Gather every line holding the string "this".

Start of MATERIAL PROVIDED

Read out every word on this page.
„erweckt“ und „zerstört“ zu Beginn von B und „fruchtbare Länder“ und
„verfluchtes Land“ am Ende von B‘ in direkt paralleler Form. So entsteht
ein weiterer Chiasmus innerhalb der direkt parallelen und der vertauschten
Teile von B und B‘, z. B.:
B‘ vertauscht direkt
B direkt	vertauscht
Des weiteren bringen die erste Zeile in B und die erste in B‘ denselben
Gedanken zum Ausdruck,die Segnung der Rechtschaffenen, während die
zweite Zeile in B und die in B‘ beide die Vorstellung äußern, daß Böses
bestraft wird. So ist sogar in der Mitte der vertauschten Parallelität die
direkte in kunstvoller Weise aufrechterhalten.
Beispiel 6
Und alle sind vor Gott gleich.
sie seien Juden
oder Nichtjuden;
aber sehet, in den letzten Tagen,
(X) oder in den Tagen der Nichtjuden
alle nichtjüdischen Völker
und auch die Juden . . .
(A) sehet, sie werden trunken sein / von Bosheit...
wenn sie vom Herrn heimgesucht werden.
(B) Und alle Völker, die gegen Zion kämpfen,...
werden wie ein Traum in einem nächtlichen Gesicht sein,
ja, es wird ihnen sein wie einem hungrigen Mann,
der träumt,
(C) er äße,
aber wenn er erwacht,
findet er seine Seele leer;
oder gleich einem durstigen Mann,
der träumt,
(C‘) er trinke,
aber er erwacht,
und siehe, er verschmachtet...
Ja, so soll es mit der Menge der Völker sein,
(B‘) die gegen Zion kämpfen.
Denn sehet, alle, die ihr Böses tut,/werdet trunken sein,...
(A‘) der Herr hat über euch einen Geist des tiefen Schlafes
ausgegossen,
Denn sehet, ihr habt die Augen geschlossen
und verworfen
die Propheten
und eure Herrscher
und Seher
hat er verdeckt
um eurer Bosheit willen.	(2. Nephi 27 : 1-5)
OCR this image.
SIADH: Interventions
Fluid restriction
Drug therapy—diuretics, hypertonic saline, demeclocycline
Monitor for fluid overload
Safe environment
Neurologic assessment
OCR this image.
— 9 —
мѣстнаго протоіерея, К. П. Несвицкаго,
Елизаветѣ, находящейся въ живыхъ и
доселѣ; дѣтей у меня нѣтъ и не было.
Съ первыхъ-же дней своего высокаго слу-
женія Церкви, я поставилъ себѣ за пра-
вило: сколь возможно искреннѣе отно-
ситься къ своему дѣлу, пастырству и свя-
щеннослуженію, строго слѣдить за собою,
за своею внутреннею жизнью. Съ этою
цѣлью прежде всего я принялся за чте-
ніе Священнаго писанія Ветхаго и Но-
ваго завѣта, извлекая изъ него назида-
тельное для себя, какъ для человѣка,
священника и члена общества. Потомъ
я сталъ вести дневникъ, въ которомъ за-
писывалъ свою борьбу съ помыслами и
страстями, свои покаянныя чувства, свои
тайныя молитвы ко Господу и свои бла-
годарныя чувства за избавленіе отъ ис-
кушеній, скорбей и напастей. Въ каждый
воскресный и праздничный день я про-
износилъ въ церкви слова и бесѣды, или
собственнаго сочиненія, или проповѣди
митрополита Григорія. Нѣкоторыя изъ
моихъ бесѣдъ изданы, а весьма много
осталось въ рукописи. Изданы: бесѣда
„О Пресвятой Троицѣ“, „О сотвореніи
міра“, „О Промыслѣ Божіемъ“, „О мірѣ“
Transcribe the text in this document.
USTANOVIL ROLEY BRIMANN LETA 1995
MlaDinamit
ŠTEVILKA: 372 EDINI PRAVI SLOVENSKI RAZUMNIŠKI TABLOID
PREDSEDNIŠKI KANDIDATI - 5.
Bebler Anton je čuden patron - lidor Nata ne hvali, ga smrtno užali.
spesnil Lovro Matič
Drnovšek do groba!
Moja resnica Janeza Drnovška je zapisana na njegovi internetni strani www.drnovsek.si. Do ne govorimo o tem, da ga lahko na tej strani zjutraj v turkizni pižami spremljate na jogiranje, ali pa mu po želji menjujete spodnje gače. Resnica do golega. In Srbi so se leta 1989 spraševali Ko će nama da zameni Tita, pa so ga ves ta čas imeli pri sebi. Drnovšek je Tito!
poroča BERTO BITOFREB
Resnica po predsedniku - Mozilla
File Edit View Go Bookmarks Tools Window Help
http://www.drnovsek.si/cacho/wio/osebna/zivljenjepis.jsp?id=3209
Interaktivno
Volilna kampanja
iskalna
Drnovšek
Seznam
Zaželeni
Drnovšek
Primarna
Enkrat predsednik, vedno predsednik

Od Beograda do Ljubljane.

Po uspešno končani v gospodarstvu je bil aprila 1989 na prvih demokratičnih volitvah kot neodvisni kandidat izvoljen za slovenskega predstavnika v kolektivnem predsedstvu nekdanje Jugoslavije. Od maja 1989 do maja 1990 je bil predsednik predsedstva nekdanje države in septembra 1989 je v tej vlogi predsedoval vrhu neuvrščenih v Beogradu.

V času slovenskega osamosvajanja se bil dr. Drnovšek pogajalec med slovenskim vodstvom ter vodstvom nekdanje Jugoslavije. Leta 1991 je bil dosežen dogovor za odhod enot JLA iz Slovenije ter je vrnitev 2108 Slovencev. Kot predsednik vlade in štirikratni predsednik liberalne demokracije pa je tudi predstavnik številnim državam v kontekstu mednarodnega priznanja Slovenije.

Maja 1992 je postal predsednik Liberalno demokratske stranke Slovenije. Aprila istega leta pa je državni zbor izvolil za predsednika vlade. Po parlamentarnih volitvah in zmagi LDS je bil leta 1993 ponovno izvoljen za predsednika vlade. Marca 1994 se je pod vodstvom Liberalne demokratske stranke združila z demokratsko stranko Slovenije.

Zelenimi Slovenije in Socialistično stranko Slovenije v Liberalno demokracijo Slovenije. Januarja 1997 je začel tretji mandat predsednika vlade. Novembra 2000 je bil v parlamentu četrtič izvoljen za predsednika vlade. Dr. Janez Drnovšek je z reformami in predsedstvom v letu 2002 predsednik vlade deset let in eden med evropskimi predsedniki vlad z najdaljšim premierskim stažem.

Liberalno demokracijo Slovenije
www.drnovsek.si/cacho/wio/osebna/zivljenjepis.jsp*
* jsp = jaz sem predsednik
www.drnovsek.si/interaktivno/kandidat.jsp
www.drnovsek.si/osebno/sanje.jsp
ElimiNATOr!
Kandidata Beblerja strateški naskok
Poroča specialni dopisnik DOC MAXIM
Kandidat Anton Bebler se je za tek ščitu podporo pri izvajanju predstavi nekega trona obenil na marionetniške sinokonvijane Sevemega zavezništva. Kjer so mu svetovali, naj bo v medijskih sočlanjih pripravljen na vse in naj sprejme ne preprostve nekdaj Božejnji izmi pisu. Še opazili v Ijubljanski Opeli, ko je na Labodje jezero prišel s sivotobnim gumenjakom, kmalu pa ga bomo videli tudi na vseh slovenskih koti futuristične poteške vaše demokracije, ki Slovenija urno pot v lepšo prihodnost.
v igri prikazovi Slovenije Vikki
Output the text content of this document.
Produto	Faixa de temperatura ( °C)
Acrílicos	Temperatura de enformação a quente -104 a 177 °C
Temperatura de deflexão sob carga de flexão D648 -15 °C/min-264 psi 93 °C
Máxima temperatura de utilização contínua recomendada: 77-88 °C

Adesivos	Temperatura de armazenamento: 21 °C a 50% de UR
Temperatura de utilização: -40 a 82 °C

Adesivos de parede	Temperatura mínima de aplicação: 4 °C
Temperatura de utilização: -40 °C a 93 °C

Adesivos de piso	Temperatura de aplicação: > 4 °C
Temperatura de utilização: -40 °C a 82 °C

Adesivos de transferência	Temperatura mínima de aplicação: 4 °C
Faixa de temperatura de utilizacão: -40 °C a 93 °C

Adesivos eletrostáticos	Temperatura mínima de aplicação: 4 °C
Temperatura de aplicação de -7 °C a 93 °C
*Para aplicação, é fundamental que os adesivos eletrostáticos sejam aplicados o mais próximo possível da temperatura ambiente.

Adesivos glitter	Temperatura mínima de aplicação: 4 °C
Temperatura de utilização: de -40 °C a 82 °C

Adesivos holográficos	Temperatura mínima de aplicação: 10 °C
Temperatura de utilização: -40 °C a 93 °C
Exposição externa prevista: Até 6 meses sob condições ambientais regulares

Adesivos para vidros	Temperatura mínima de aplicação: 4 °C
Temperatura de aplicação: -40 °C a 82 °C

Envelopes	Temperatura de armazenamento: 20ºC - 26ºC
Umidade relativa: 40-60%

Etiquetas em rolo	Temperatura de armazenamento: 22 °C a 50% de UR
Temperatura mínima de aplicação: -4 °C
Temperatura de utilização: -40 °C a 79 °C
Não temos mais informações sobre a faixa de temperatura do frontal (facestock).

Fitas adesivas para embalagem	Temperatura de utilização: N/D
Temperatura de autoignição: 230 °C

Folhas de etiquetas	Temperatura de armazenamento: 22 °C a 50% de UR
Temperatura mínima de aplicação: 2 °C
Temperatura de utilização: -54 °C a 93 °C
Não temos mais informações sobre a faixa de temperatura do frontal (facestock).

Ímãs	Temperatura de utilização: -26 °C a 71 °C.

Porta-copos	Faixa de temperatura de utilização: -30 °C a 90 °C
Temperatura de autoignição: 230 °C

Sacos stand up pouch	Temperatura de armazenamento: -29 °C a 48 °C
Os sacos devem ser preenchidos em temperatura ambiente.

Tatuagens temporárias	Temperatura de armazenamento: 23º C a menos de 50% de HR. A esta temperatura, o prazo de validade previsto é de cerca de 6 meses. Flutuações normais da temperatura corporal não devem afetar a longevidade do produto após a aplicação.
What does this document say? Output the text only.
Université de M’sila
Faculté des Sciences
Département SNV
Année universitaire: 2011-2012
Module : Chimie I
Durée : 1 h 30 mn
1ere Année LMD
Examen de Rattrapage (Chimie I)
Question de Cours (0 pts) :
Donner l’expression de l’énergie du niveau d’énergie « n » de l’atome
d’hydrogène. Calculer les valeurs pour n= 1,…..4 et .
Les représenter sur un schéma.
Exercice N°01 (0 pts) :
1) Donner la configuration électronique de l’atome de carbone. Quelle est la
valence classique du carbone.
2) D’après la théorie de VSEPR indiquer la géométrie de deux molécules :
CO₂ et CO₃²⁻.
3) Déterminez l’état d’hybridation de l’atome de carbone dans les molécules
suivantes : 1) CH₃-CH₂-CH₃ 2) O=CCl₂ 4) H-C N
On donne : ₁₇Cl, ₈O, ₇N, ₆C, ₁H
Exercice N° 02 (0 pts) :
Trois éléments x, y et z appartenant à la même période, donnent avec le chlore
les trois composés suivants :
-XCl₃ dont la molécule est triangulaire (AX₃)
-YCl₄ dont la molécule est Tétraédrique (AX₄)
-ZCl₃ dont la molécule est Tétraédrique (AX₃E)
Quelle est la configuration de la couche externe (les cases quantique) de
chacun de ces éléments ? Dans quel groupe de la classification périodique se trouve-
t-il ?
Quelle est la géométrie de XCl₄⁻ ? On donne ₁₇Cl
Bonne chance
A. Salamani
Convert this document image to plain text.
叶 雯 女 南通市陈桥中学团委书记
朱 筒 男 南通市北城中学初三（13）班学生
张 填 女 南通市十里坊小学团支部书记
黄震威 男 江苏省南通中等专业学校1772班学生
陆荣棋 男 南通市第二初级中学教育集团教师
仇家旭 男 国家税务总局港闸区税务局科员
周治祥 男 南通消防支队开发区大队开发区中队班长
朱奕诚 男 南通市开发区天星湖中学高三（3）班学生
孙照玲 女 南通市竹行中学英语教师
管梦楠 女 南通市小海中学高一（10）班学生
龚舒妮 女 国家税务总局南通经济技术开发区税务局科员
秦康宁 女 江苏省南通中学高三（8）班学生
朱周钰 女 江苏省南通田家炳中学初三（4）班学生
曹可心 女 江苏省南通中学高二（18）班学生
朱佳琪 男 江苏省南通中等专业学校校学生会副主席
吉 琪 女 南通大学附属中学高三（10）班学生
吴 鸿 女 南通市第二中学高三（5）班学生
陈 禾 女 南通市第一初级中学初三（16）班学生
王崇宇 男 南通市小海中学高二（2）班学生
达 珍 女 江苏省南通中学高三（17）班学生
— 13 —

End of MATERIAL PROVIDED

### TASK RESULT
Read out every word on this page.
OCR this image.
OCR this image.
Transcribe the text in this document.
Output the text content of this document.
What does this document say? Output the text only.
Convert this document image to plain text.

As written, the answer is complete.